(Dataset records of document pages)
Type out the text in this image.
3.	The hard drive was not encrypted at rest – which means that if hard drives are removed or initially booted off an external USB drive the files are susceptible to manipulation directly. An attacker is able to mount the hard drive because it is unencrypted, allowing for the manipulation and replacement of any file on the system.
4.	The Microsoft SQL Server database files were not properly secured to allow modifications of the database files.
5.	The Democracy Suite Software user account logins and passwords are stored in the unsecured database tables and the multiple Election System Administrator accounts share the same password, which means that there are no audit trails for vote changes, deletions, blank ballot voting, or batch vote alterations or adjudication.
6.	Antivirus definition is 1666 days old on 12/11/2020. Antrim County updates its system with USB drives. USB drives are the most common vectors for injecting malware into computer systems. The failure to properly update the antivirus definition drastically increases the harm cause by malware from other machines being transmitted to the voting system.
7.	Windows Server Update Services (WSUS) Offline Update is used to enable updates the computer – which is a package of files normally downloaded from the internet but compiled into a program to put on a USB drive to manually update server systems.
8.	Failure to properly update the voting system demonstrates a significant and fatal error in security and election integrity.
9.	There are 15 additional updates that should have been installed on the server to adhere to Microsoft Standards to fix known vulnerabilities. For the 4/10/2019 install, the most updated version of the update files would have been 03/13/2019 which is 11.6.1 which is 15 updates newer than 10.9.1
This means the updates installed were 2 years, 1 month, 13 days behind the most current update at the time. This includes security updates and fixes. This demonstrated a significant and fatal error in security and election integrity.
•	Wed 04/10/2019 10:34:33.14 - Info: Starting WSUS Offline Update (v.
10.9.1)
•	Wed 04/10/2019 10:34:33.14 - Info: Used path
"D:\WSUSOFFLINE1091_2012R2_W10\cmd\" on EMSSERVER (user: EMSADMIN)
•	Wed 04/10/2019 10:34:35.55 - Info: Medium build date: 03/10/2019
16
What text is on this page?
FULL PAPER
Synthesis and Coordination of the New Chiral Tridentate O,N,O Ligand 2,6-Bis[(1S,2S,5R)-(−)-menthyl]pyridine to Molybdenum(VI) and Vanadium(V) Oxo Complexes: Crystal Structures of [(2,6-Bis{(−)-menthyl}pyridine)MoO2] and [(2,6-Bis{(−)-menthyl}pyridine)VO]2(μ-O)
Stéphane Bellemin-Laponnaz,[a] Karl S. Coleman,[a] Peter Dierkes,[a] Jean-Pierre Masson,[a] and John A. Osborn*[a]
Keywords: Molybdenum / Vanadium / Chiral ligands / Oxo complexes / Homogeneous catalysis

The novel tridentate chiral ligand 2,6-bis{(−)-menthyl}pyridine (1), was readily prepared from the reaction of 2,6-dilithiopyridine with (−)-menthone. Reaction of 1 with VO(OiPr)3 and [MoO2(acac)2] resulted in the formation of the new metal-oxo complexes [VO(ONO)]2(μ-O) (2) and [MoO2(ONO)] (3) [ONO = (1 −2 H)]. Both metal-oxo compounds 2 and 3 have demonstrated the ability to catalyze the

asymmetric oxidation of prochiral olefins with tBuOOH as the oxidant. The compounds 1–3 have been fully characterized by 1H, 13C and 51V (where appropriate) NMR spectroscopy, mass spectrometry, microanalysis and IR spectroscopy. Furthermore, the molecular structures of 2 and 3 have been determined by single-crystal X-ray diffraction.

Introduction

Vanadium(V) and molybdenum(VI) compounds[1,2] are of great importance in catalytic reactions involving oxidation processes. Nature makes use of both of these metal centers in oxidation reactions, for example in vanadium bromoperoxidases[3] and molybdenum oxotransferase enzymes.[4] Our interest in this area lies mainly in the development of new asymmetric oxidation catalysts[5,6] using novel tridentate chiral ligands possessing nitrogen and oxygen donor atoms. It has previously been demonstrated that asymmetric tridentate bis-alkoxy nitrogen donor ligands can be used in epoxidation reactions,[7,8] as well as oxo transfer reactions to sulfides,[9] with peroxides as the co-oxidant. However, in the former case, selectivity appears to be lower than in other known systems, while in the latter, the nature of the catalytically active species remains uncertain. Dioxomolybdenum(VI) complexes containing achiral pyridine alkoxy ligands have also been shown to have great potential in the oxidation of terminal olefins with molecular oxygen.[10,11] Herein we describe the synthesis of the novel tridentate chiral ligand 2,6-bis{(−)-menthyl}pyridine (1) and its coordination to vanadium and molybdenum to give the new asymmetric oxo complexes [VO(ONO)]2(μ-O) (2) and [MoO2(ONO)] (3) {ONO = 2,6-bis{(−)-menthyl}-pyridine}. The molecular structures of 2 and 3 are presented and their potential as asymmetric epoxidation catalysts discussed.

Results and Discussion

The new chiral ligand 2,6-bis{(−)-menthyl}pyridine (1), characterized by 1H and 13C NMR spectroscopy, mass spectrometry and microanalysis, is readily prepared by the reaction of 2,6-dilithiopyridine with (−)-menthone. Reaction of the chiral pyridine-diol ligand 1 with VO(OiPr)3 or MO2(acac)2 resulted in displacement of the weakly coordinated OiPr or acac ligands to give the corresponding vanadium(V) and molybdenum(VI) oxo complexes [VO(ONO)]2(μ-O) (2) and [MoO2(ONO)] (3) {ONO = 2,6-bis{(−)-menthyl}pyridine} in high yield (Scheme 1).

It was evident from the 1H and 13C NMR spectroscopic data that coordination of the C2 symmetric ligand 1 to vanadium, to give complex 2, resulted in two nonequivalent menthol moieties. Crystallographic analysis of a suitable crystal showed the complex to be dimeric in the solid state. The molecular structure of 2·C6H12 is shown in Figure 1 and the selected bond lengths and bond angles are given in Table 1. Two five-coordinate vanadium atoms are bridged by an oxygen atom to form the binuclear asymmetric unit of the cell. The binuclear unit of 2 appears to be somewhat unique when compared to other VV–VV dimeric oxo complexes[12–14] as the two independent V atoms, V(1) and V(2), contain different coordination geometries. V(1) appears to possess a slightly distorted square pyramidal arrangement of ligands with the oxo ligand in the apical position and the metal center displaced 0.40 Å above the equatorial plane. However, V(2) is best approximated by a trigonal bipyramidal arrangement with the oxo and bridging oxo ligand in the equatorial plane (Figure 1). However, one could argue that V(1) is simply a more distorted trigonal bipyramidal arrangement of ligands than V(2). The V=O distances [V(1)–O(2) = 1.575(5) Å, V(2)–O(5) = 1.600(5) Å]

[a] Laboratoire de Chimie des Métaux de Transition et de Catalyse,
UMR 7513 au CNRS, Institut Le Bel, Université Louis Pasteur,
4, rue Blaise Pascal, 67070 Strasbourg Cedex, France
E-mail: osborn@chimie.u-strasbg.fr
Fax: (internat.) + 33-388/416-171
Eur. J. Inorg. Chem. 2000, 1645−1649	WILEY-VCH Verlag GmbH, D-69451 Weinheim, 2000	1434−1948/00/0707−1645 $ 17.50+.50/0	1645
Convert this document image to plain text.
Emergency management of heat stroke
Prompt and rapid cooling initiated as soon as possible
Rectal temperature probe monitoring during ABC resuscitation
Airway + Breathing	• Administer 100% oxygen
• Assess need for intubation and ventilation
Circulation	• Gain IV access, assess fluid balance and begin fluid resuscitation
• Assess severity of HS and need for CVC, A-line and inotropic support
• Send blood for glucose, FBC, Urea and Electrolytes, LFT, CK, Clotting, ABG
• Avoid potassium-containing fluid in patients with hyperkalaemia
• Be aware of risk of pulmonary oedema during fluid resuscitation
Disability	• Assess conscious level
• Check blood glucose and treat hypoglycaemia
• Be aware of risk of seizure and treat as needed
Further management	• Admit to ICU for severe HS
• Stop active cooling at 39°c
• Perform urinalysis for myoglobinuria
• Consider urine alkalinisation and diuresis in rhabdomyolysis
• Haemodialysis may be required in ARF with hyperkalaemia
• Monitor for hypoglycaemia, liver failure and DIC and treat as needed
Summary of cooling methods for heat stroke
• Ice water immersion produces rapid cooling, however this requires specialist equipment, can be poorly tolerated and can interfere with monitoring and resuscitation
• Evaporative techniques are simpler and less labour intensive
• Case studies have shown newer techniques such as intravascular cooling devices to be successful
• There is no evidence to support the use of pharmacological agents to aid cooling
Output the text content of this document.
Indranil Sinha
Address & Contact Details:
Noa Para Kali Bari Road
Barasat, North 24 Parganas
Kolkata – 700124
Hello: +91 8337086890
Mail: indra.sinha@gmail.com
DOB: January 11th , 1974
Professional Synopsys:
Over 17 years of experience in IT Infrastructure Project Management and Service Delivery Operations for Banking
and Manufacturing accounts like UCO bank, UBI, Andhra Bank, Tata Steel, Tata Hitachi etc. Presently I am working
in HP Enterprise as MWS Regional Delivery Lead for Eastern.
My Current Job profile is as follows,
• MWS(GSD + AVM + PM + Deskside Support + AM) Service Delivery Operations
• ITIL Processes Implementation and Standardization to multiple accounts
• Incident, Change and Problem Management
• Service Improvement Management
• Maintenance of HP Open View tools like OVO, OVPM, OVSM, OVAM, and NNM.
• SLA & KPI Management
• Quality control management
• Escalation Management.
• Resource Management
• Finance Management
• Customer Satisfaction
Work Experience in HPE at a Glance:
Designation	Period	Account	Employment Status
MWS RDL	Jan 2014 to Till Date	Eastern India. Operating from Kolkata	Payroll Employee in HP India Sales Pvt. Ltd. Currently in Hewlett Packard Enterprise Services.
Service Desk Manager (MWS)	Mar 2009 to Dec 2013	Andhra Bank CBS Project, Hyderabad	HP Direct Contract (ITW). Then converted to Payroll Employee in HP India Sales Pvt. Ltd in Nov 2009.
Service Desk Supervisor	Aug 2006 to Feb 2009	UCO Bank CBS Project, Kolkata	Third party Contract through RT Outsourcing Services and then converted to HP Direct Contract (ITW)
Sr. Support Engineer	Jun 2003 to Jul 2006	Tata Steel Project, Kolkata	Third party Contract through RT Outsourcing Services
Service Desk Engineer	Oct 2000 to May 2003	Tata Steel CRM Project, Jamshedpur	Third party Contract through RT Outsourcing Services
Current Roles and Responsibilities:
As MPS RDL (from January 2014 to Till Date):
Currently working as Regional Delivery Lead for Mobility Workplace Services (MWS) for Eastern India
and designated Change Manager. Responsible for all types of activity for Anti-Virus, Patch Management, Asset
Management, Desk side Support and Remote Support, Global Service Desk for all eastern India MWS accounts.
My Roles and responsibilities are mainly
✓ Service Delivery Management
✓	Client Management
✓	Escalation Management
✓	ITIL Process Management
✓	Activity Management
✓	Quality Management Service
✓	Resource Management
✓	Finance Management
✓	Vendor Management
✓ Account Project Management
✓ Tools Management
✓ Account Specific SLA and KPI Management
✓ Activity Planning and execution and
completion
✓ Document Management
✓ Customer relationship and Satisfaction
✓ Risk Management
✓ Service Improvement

▶ Exercise aim: Among the lines above, list those that contain the word "heat".

▶ Answer:
Emergency management of heat stroke
Summary of cooling methods for heat stroke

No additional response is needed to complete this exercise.